Data records:
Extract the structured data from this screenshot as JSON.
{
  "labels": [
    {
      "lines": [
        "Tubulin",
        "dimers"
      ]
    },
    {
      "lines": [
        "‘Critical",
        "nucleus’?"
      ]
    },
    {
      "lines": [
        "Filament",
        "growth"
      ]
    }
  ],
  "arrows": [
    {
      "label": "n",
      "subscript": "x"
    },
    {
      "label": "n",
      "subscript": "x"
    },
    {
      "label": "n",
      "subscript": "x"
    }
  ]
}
==
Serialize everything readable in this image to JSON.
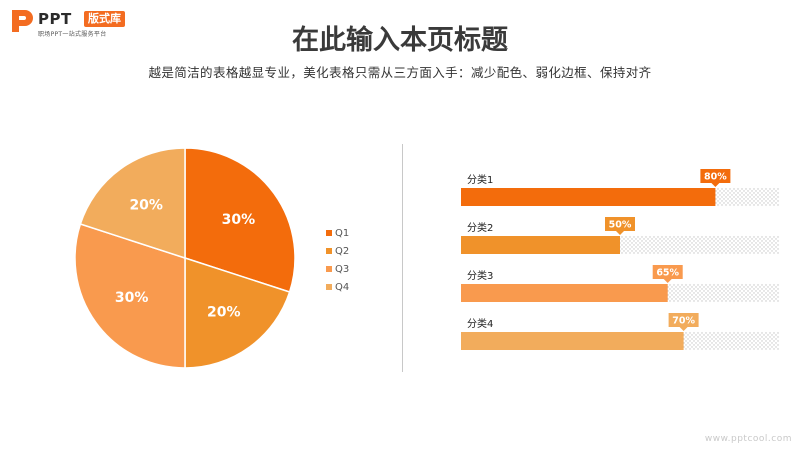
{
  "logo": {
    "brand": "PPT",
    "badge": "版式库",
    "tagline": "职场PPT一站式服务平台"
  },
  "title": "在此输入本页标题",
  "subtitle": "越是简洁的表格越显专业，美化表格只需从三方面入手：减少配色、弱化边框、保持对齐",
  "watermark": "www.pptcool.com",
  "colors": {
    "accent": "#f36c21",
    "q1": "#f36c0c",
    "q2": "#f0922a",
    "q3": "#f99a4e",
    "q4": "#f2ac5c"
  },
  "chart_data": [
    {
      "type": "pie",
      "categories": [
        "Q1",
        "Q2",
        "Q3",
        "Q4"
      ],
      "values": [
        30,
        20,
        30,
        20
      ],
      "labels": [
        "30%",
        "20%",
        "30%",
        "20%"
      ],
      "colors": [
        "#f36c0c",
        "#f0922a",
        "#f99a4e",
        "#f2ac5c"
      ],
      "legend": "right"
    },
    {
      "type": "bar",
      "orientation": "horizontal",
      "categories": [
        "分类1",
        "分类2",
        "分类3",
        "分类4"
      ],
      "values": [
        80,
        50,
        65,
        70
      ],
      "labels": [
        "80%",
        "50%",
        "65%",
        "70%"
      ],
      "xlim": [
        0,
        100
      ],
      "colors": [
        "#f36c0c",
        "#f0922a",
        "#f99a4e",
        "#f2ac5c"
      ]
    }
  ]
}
==
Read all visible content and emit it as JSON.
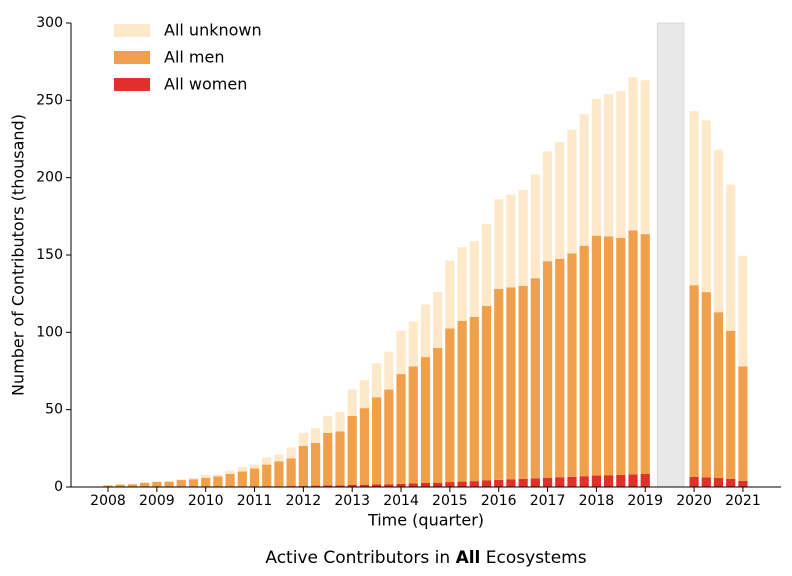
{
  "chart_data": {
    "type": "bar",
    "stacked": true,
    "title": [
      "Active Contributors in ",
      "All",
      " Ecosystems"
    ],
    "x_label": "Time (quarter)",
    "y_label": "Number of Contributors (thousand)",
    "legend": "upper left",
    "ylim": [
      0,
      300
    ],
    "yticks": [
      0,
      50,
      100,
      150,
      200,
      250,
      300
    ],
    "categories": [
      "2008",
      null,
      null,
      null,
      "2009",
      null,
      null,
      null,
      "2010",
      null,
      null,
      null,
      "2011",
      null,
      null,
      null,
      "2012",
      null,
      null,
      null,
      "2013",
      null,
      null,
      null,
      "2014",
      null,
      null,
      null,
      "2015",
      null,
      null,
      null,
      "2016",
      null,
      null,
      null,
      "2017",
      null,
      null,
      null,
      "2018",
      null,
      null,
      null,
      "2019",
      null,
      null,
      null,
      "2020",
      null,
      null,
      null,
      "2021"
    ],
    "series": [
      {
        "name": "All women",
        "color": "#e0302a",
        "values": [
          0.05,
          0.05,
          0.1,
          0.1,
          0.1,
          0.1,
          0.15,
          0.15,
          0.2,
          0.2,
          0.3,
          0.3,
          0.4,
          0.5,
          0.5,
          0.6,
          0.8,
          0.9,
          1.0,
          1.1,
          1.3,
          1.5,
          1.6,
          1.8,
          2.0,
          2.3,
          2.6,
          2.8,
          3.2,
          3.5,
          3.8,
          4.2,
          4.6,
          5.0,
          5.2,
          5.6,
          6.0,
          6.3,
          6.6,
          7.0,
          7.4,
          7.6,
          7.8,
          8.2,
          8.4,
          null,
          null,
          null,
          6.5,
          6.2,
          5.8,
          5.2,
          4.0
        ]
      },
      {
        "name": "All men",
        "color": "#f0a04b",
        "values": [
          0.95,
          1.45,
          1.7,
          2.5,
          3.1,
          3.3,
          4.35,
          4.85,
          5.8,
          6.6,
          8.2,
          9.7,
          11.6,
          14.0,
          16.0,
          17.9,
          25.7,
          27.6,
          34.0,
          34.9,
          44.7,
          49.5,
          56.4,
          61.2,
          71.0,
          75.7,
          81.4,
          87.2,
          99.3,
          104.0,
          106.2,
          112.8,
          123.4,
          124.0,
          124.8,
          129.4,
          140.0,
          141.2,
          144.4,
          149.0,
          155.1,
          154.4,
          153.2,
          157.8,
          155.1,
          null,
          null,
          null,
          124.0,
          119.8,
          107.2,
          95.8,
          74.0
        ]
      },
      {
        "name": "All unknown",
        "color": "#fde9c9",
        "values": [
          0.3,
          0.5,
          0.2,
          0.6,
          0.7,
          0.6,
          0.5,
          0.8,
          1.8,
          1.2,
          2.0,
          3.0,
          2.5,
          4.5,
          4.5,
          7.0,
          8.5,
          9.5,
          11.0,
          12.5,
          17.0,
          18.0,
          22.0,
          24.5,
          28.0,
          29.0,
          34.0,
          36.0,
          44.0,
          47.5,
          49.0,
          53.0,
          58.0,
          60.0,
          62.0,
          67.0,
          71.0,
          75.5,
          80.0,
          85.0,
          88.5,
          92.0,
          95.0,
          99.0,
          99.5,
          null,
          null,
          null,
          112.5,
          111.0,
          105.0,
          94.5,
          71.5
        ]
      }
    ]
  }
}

Exercise task:
Count the lines in the material above where the string "JSON" appears, then state only that count.

Finished answer:
3